● Exercise:
Look through the material below. Copy every line with the string "still" in it.

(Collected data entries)
──────────
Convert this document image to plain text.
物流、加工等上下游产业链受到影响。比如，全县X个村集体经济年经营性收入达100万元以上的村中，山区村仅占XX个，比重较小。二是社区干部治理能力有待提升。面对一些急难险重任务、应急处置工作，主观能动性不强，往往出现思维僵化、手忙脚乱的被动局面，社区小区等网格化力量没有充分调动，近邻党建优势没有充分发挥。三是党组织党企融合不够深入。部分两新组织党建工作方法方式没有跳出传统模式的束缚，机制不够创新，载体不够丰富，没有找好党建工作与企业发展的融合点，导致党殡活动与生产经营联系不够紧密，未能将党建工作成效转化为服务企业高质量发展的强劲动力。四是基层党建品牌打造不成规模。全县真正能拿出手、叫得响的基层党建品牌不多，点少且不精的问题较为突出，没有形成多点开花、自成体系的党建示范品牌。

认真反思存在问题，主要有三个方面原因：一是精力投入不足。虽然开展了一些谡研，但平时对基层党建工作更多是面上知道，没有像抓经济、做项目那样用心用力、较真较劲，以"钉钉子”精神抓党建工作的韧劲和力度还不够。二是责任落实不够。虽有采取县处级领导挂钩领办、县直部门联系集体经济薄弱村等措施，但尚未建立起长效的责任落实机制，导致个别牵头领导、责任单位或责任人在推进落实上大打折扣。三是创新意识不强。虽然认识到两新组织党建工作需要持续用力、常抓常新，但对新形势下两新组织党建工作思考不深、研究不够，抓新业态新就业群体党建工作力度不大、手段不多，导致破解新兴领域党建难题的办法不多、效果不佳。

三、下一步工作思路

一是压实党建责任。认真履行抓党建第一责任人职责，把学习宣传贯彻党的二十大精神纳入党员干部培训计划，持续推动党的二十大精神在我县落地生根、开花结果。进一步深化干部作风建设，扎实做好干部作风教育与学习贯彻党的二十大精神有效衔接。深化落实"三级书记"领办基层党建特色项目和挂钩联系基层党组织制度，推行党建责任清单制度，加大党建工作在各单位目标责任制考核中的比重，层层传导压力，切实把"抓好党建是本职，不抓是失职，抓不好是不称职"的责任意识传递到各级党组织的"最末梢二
──────────
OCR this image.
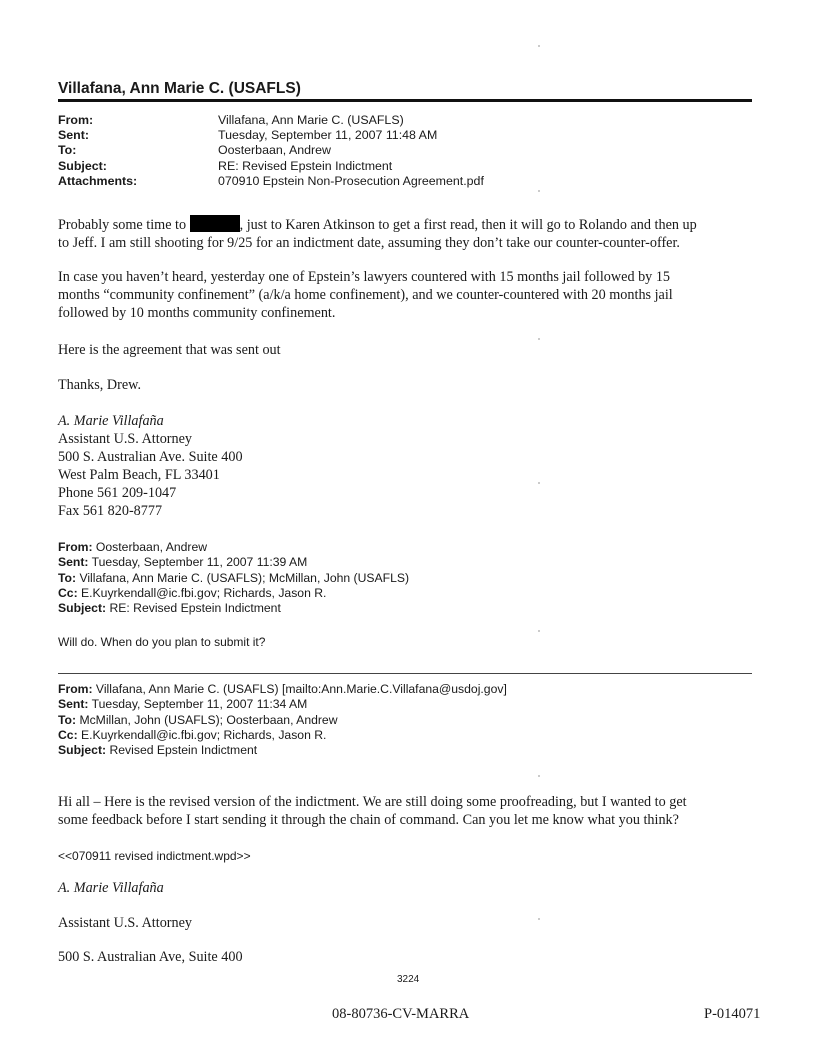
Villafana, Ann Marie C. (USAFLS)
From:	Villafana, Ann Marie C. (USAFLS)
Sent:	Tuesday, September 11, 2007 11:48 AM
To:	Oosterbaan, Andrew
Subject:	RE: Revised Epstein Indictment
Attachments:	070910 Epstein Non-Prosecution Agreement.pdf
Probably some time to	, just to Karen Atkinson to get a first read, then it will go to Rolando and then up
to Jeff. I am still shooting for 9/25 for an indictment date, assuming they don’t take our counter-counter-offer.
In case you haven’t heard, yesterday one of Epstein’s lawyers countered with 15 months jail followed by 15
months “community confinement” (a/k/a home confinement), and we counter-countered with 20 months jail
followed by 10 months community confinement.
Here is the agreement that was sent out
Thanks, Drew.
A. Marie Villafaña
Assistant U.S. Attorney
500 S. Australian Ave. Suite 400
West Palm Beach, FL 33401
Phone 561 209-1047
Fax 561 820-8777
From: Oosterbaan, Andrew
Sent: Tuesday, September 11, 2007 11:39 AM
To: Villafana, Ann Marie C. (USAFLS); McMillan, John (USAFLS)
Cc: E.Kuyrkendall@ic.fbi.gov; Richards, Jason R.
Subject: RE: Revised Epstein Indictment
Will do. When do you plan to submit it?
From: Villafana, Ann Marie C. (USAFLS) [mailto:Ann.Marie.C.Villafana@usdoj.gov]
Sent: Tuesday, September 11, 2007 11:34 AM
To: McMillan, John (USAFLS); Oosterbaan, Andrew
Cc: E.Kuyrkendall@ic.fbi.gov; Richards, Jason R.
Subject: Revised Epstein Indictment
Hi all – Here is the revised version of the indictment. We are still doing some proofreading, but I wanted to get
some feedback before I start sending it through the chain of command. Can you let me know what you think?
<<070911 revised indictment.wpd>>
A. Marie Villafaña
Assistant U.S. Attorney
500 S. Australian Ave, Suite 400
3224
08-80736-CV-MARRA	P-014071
──────────
● Solution for this problem:
to Jeff. I am still shooting for 9/25 for an indictment date, assuming they don’t take our counter-counter-offer.
Hi all – Here is the revised version of the indictment. We are still doing some proofreading, but I wanted to get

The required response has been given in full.